-- Extracts from a graphics dataset --
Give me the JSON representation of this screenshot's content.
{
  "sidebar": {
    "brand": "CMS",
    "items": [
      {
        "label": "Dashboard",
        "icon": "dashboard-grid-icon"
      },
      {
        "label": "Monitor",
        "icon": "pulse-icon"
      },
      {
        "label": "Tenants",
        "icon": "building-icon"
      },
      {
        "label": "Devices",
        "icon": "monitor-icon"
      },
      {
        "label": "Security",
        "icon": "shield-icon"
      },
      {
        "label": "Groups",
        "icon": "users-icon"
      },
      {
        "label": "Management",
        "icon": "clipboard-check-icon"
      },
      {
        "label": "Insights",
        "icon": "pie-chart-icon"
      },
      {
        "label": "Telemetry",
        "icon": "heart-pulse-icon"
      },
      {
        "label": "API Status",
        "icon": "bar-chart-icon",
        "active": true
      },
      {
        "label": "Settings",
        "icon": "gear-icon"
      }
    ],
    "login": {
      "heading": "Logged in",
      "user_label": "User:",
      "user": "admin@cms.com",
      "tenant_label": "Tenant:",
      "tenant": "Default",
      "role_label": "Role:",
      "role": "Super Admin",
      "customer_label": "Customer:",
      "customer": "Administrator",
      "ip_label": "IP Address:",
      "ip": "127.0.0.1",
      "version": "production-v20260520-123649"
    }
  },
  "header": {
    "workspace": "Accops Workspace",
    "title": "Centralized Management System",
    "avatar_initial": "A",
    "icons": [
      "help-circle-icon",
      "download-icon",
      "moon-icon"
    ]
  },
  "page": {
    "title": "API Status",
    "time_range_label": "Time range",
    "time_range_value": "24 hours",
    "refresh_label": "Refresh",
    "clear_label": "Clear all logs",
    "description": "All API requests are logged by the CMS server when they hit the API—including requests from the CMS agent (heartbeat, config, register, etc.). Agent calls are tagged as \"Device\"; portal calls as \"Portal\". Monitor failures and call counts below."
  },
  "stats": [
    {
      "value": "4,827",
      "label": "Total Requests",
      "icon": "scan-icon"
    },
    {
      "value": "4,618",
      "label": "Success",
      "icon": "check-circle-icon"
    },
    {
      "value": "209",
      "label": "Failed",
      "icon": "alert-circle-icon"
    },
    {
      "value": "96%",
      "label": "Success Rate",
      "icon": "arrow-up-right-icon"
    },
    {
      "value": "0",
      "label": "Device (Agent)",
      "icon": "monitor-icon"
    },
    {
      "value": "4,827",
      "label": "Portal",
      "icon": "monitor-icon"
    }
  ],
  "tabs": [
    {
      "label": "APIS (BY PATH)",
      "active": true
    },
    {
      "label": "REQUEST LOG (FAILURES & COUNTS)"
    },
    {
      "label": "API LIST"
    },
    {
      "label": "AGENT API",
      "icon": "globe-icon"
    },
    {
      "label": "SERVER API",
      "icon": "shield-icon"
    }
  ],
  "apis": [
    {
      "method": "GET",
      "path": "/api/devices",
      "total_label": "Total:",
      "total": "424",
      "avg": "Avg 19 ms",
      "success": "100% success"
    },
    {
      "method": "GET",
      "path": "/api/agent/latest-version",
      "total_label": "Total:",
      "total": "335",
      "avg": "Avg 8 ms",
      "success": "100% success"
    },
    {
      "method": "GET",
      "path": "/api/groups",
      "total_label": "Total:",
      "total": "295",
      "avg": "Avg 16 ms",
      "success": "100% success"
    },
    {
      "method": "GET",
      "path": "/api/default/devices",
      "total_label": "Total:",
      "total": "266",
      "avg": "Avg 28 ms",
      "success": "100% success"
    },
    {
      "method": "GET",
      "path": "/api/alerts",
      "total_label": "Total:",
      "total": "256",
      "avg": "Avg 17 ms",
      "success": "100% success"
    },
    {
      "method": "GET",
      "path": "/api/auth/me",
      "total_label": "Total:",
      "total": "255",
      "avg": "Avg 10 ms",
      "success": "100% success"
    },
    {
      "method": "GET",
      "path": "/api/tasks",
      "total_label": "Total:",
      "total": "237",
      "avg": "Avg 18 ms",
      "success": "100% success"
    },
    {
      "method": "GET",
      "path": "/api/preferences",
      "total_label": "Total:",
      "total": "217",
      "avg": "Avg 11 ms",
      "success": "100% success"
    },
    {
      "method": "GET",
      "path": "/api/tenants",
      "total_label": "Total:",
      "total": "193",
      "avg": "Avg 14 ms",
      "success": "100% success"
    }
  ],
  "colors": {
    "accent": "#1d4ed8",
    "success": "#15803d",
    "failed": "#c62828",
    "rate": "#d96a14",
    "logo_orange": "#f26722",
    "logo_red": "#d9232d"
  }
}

-- EXERCISE DESCRIPTION --
Find the word "title" and list each line it appears in.

-- REPLY TO THE EXERCISE --
    "title": "Centralized Management System",
    "title": "API Status",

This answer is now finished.